━━━━━ Provided material ━━━━━
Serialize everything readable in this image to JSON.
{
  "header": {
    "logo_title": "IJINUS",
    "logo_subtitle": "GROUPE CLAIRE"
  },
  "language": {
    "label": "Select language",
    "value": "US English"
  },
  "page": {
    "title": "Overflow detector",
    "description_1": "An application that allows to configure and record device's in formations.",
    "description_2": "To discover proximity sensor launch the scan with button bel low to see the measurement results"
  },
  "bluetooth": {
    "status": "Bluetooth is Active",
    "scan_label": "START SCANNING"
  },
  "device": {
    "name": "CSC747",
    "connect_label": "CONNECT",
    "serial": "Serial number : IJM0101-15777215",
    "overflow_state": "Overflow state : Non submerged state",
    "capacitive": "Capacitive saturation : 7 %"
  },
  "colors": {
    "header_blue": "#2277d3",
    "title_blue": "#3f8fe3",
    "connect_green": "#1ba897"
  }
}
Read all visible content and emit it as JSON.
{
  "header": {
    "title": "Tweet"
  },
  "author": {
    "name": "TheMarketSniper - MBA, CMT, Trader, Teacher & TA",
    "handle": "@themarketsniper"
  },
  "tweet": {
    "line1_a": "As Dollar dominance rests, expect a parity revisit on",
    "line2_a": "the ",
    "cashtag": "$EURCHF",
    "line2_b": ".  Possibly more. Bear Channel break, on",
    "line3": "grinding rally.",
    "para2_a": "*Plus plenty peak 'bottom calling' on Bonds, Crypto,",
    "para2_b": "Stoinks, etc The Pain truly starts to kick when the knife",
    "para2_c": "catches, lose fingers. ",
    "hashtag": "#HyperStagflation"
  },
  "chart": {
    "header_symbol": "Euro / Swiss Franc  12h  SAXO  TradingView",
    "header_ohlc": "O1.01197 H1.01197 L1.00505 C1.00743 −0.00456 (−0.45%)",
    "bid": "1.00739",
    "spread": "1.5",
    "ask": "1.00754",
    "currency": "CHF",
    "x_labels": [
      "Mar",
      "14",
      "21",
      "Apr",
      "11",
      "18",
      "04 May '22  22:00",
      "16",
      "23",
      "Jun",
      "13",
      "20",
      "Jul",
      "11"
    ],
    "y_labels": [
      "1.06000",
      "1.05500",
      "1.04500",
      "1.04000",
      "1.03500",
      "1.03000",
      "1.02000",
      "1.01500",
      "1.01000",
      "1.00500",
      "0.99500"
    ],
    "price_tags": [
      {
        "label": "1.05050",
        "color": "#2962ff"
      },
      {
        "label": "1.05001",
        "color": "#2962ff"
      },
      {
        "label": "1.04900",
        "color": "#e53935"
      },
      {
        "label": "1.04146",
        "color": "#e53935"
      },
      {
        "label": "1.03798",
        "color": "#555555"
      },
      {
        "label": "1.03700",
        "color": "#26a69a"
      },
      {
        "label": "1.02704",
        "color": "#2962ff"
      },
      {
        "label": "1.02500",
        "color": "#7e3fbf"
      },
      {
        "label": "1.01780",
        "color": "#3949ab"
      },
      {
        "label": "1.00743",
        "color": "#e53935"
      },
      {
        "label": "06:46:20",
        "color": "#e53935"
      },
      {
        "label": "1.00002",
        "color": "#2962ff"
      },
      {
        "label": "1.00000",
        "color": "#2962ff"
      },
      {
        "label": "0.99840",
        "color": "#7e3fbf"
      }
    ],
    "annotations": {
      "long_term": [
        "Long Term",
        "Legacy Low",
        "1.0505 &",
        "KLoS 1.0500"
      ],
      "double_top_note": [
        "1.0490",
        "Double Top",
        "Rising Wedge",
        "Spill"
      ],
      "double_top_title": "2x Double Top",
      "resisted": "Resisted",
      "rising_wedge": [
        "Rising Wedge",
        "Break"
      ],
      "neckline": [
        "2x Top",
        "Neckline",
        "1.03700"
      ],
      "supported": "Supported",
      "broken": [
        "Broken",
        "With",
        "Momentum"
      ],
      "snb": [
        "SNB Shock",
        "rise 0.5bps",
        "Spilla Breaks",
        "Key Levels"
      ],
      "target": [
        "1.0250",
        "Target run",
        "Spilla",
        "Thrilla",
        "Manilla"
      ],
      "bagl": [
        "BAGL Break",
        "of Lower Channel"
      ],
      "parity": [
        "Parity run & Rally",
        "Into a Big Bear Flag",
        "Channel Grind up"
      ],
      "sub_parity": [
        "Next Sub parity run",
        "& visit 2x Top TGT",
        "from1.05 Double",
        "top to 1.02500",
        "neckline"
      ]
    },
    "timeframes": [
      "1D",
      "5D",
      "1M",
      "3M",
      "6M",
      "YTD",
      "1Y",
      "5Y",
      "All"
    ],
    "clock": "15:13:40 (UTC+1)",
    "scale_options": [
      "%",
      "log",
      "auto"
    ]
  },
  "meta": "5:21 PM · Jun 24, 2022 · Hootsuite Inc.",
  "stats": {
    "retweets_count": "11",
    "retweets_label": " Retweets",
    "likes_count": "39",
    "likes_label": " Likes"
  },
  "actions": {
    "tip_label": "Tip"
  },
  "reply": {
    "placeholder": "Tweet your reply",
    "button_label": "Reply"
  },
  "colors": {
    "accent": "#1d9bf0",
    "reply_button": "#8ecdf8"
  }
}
━━━━━
Output all of the material exactly as written.

■ Written response
Serialize everything readable in this image to JSON.
{
  "header": {
    "logo_title": "IJINUS",
    "logo_subtitle": "GROUPE CLAIRE"
  },
  "language": {
    "label": "Select language",
    "value": "US English"
  },
  "page": {
    "title": "Overflow detector",
    "description_1": "An application that allows to configure and record device's in formations.",
    "description_2": "To discover proximity sensor launch the scan with button bel low to see the measurement results"
  },
  "bluetooth": {
    "status": "Bluetooth is Active",
    "scan_label": "START SCANNING"
  },
  "device": {
    "name": "CSC747",
    "connect_label": "CONNECT",
    "serial": "Serial number : IJM0101-15777215",
    "overflow_state": "Overflow state : Non submerged state",
    "capacitive": "Capacitive saturation : 7 %"
  },
  "colors": {
    "header_blue": "#2277d3",
    "title_blue": "#3f8fe3",
    "connect_green": "#1ba897"
  }
}
Read all visible content and emit it as JSON.
{
  "header": {
    "title": "Tweet"
  },
  "author": {
    "name": "TheMarketSniper - MBA, CMT, Trader, Teacher & TA",
    "handle": "@themarketsniper"
  },
  "tweet": {
    "line1_a": "As Dollar dominance rests, expect a parity revisit on",
    "line2_a": "the ",
    "cashtag": "$EURCHF",
    "line2_b": ".  Possibly more. Bear Channel break, on",
    "line3": "grinding rally.",
    "para2_a": "*Plus plenty peak 'bottom calling' on Bonds, Crypto,",
    "para2_b": "Stoinks, etc The Pain truly starts to kick when the knife",
    "para2_c": "catches, lose fingers. ",
    "hashtag": "#HyperStagflation"
  },
  "chart": {
    "header_symbol": "Euro / Swiss Franc  12h  SAXO  TradingView",
    "header_ohlc": "O1.01197 H1.01197 L1.00505 C1.00743 −0.00456 (−0.45%)",
    "bid": "1.00739",
    "spread": "1.5",
    "ask": "1.00754",
    "currency": "CHF",
    "x_labels": [
      "Mar",
      "14",
      "21",
      "Apr",
      "11",
      "18",
      "04 May '22  22:00",
      "16",
      "23",
      "Jun",
      "13",
      "20",
      "Jul",
      "11"
    ],
    "y_labels": [
      "1.06000",
      "1.05500",
      "1.04500",
      "1.04000",
      "1.03500",
      "1.03000",
      "1.02000",
      "1.01500",
      "1.01000",
      "1.00500",
      "0.99500"
    ],
    "price_tags": [
      {
        "label": "1.05050",
        "color": "#2962ff"
      },
      {
        "label": "1.05001",
        "color": "#2962ff"
      },
      {
        "label": "1.04900",
        "color": "#e53935"
      },
      {
        "label": "1.04146",
        "color": "#e53935"
      },
      {
        "label": "1.03798",
        "color": "#555555"
      },
      {
        "label": "1.03700",
        "color": "#26a69a"
      },
      {
        "label": "1.02704",
        "color": "#2962ff"
      },
      {
        "label": "1.02500",
        "color": "#7e3fbf"
      },
      {
        "label": "1.01780",
        "color": "#3949ab"
      },
      {
        "label": "1.00743",
        "color": "#e53935"
      },
      {
        "label": "06:46:20",
        "color": "#e53935"
      },
      {
        "label": "1.00002",
        "color": "#2962ff"
      },
      {
        "label": "1.00000",
        "color": "#2962ff"
      },
      {
        "label": "0.99840",
        "color": "#7e3fbf"
      }
    ],
    "annotations": {
      "long_term": [
        "Long Term",
        "Legacy Low",
        "1.0505 &",
        "KLoS 1.0500"
      ],
      "double_top_note": [
        "1.0490",
        "Double Top",
        "Rising Wedge",
        "Spill"
      ],
      "double_top_title": "2x Double Top",
      "resisted": "Resisted",
      "rising_wedge": [
        "Rising Wedge",
        "Break"
      ],
      "neckline": [
        "2x Top",
        "Neckline",
        "1.03700"
      ],
      "supported": "Supported",
      "broken": [
        "Broken",
        "With",
        "Momentum"
      ],
      "snb": [
        "SNB Shock",
        "rise 0.5bps",
        "Spilla Breaks",
        "Key Levels"
      ],
      "target": [
        "1.0250",
        "Target run",
        "Spilla",
        "Thrilla",
        "Manilla"
      ],
      "bagl": [
        "BAGL Break",
        "of Lower Channel"
      ],
      "parity": [
        "Parity run & Rally",
        "Into a Big Bear Flag",
        "Channel Grind up"
      ],
      "sub_parity": [
        "Next Sub parity run",
        "& visit 2x Top TGT",
        "from1.05 Double",
        "top to 1.02500",
        "neckline"
      ]
    },
    "timeframes": [
      "1D",
      "5D",
      "1M",
      "3M",
      "6M",
      "YTD",
      "1Y",
      "5Y",
      "All"
    ],
    "clock": "15:13:40 (UTC+1)",
    "scale_options": [
      "%",
      "log",
      "auto"
    ]
  },
  "meta": "5:21 PM · Jun 24, 2022 · Hootsuite Inc.",
  "stats": {
    "retweets_count": "11",
    "retweets_label": " Retweets",
    "likes_count": "39",
    "likes_label": " Likes"
  },
  "actions": {
    "tip_label": "Tip"
  },
  "reply": {
    "placeholder": "Tweet your reply",
    "button_label": "Reply"
  },
  "colors": {
    "accent": "#1d9bf0",
    "reply_button": "#8ecdf8"
  }
}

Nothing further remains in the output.